Work to complete:
Repeat the material verbatim. Images are excluded from the copy.

──────────

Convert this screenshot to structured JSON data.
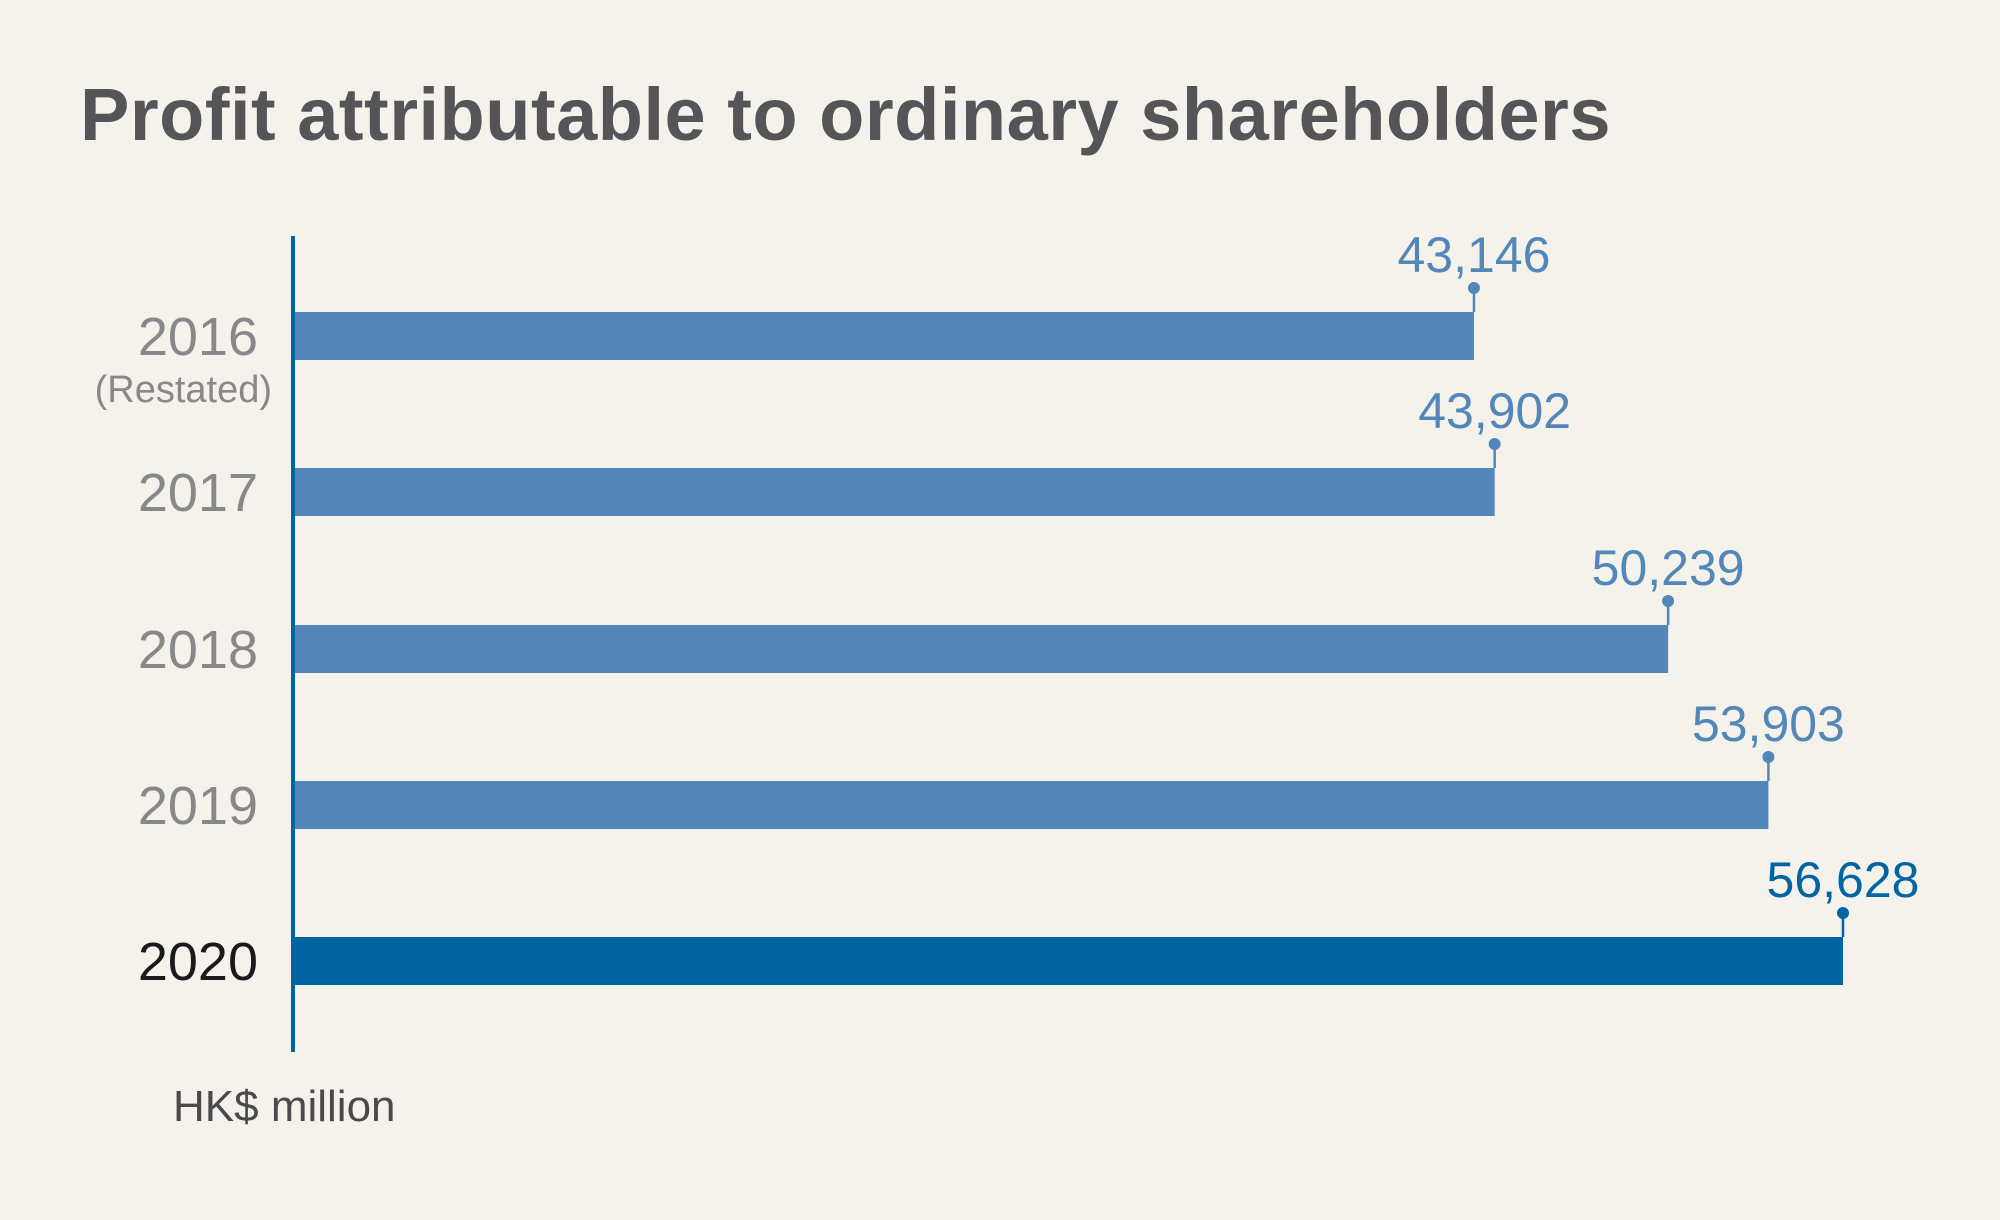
{
  "chart_data": {
    "type": "bar",
    "orientation": "horizontal",
    "title": "Profit attributable to ordinary shareholders",
    "unit_label": "HK$ million",
    "categories": [
      "2016",
      "2017",
      "2018",
      "2019",
      "2020"
    ],
    "category_notes": [
      "(Restated)",
      "",
      "",
      "",
      ""
    ],
    "values": [
      43146,
      43902,
      50239,
      53903,
      56628
    ],
    "value_labels": [
      "43,146",
      "43,902",
      "50,239",
      "53,903",
      "56,628"
    ],
    "highlight_index": 4,
    "grid": false,
    "legend": "none"
  },
  "colors": {
    "background": "#f5f1eb",
    "bar": "#5387b9",
    "bar_highlight": "#0065a2",
    "label": "#888888",
    "label_highlight": "#1a1a1a",
    "value_label": "#5387b9",
    "value_label_highlight": "#0065a2",
    "axis": "#0065a2",
    "title": "#555557"
  }
}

──────────

Exercise output:
Convert this screenshot to structured JSON data.
{
  "chart_data": {
    "type": "bar",
    "orientation": "horizontal",
    "title": "Profit attributable to ordinary shareholders",
    "unit_label": "HK$ million",
    "categories": [
      "2016",
      "2017",
      "2018",
      "2019",
      "2020"
    ],
    "category_notes": [
      "(Restated)",
      "",
      "",
      "",
      ""
    ],
    "values": [
      43146,
      43902,
      50239,
      53903,
      56628
    ],
    "value_labels": [
      "43,146",
      "43,902",
      "50,239",
      "53,903",
      "56,628"
    ],
    "highlight_index": 4,
    "grid": false,
    "legend": "none"
  },
  "colors": {
    "background": "#f5f1eb",
    "bar": "#5387b9",
    "bar_highlight": "#0065a2",
    "label": "#888888",
    "label_highlight": "#1a1a1a",
    "value_label": "#5387b9",
    "value_label_highlight": "#0065a2",
    "axis": "#0065a2",
    "title": "#555557"
  }
}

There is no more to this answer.